Directions:
Return every line of the data below that includes the string "hozzászólót".

Records for this task:
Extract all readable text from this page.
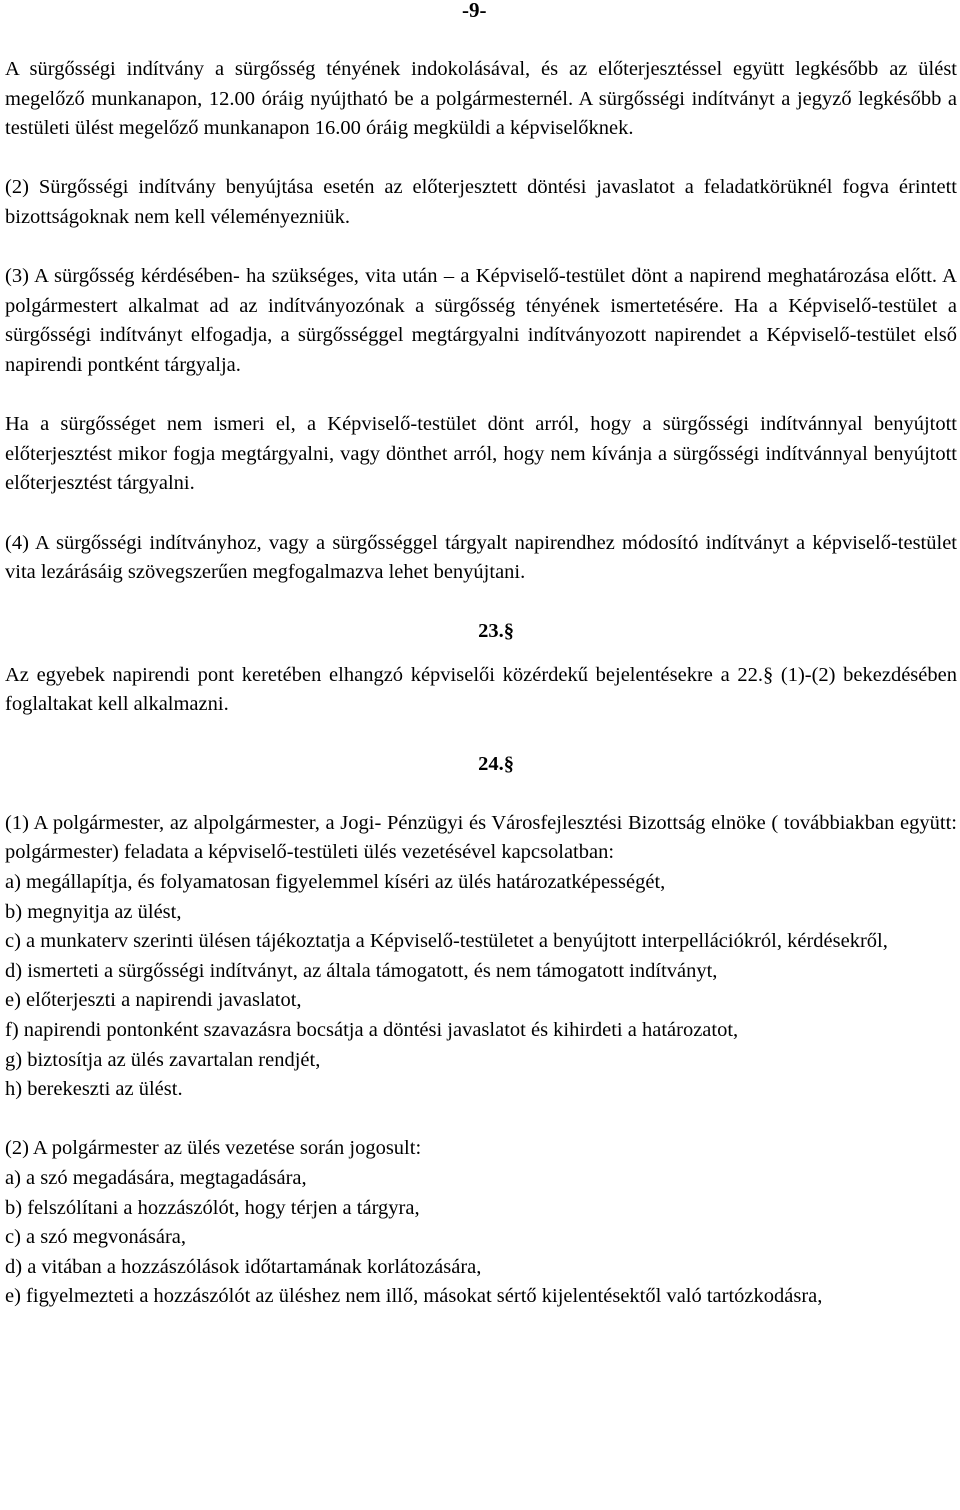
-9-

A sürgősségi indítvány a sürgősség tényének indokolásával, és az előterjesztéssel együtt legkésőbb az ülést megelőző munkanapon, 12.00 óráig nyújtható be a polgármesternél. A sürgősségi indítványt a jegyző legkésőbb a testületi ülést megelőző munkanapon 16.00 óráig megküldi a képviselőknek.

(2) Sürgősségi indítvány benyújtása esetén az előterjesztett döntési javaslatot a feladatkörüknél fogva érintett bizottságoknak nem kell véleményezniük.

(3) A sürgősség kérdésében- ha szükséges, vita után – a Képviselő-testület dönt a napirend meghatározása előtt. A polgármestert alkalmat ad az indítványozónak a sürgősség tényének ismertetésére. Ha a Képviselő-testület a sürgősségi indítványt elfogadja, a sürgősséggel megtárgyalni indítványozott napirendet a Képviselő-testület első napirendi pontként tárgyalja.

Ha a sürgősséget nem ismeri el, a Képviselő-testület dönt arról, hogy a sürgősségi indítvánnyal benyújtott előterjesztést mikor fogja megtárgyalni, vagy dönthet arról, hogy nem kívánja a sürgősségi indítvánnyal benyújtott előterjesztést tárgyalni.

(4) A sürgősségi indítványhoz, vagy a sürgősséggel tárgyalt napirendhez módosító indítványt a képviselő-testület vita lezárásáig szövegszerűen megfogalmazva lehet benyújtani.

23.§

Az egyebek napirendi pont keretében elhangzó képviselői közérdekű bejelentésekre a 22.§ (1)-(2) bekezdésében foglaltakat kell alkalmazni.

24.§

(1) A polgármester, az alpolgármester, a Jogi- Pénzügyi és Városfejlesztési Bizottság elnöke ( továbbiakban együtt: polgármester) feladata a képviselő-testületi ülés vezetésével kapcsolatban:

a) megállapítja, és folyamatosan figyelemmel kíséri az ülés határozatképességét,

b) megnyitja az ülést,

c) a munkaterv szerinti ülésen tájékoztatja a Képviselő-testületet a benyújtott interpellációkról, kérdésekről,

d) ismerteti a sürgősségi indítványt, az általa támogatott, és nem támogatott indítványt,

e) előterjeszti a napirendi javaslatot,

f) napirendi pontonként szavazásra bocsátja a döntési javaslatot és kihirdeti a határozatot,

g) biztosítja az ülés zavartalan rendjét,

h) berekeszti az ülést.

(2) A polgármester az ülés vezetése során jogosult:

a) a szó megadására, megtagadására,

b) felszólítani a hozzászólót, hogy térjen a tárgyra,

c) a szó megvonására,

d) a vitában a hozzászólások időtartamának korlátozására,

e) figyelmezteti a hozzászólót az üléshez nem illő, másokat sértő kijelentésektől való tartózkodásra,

Right answer:
b) felszólítani a hozzászólót, hogy térjen a tárgyra,
e) figyelmezteti a hozzászólót az üléshez nem illő, másokat sértő kijelentésektől való tartózkodásra,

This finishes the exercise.